INSTRUCTION –
Can you transcribe every entry word for word, skipping the images?

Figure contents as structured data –

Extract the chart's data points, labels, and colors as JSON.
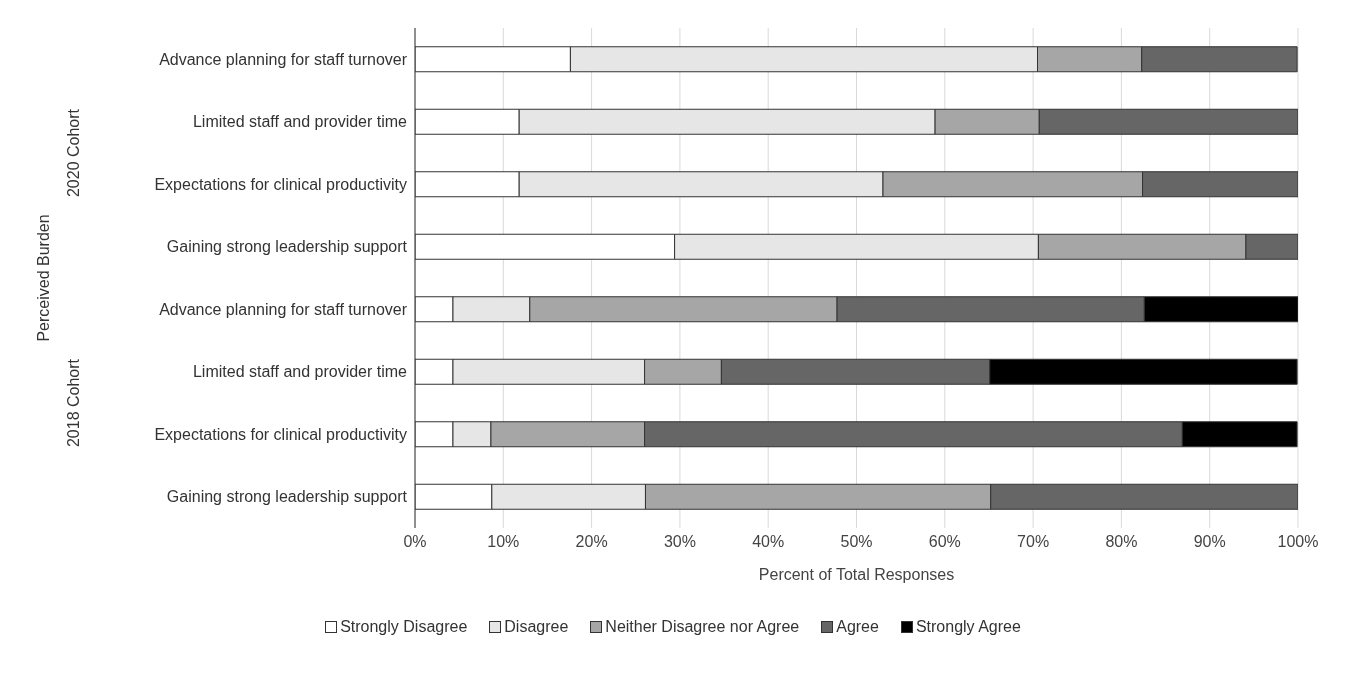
{
  "chart_data": {
    "type": "bar",
    "orientation": "horizontal",
    "stacked": true,
    "xlabel": "Percent of Total Responses",
    "annotations": [
      "Perceived Burden",
      "2020 Cohort",
      "2018 Cohort"
    ],
    "categories": [
      "Advance planning for staff turnover",
      "Limited staff and provider time",
      "Expectations for clinical productivity",
      "Gaining strong leadership support",
      "Advance planning for staff turnover",
      "Limited staff and provider time",
      "Expectations for clinical productivity",
      "Gaining strong leadership support"
    ],
    "series": [
      {
        "name": "Strongly Disagree",
        "color": "#ffffff",
        "values": [
          17.6,
          11.8,
          11.8,
          29.4,
          4.3,
          4.3,
          4.3,
          8.7
        ]
      },
      {
        "name": "Disagree",
        "color": "#e6e6e6",
        "values": [
          52.9,
          47.1,
          41.2,
          41.2,
          8.7,
          21.7,
          4.3,
          17.4
        ]
      },
      {
        "name": "Neither Disagree nor Agree",
        "color": "#a6a6a6",
        "values": [
          11.8,
          11.8,
          29.4,
          23.5,
          34.8,
          8.7,
          17.4,
          39.1
        ]
      },
      {
        "name": "Agree",
        "color": "#666666",
        "values": [
          17.6,
          29.4,
          17.6,
          5.9,
          34.8,
          30.4,
          60.9,
          34.8
        ]
      },
      {
        "name": "Strongly Agree",
        "color": "#000000",
        "values": [
          0,
          0,
          0,
          0,
          17.4,
          34.8,
          13.0,
          0
        ]
      }
    ],
    "xlim": [
      0,
      100
    ],
    "xticks": [
      {
        "value": 0,
        "label": "0%"
      },
      {
        "value": 10,
        "label": "10%"
      },
      {
        "value": 20,
        "label": "20%"
      },
      {
        "value": 30,
        "label": "30%"
      },
      {
        "value": 40,
        "label": "40%"
      },
      {
        "value": 50,
        "label": "50%"
      },
      {
        "value": 60,
        "label": "60%"
      },
      {
        "value": 70,
        "label": "70%"
      },
      {
        "value": 80,
        "label": "80%"
      },
      {
        "value": 90,
        "label": "90%"
      },
      {
        "value": 100,
        "label": "100%"
      }
    ],
    "grid": "x",
    "legend": "bottom"
  }
}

RESULT –
Extract the chart's data points, labels, and colors as JSON.
{
  "chart_data": {
    "type": "bar",
    "orientation": "horizontal",
    "stacked": true,
    "xlabel": "Percent of Total Responses",
    "annotations": [
      "Perceived Burden",
      "2020 Cohort",
      "2018 Cohort"
    ],
    "categories": [
      "Advance planning for staff turnover",
      "Limited staff and provider time",
      "Expectations for clinical productivity",
      "Gaining strong leadership support",
      "Advance planning for staff turnover",
      "Limited staff and provider time",
      "Expectations for clinical productivity",
      "Gaining strong leadership support"
    ],
    "series": [
      {
        "name": "Strongly Disagree",
        "color": "#ffffff",
        "values": [
          17.6,
          11.8,
          11.8,
          29.4,
          4.3,
          4.3,
          4.3,
          8.7
        ]
      },
      {
        "name": "Disagree",
        "color": "#e6e6e6",
        "values": [
          52.9,
          47.1,
          41.2,
          41.2,
          8.7,
          21.7,
          4.3,
          17.4
        ]
      },
      {
        "name": "Neither Disagree nor Agree",
        "color": "#a6a6a6",
        "values": [
          11.8,
          11.8,
          29.4,
          23.5,
          34.8,
          8.7,
          17.4,
          39.1
        ]
      },
      {
        "name": "Agree",
        "color": "#666666",
        "values": [
          17.6,
          29.4,
          17.6,
          5.9,
          34.8,
          30.4,
          60.9,
          34.8
        ]
      },
      {
        "name": "Strongly Agree",
        "color": "#000000",
        "values": [
          0,
          0,
          0,
          0,
          17.4,
          34.8,
          13.0,
          0
        ]
      }
    ],
    "xlim": [
      0,
      100
    ],
    "xticks": [
      {
        "value": 0,
        "label": "0%"
      },
      {
        "value": 10,
        "label": "10%"
      },
      {
        "value": 20,
        "label": "20%"
      },
      {
        "value": 30,
        "label": "30%"
      },
      {
        "value": 40,
        "label": "40%"
      },
      {
        "value": 50,
        "label": "50%"
      },
      {
        "value": 60,
        "label": "60%"
      },
      {
        "value": 70,
        "label": "70%"
      },
      {
        "value": 80,
        "label": "80%"
      },
      {
        "value": 90,
        "label": "90%"
      },
      {
        "value": 100,
        "label": "100%"
      }
    ],
    "grid": "x",
    "legend": "bottom"
  }
}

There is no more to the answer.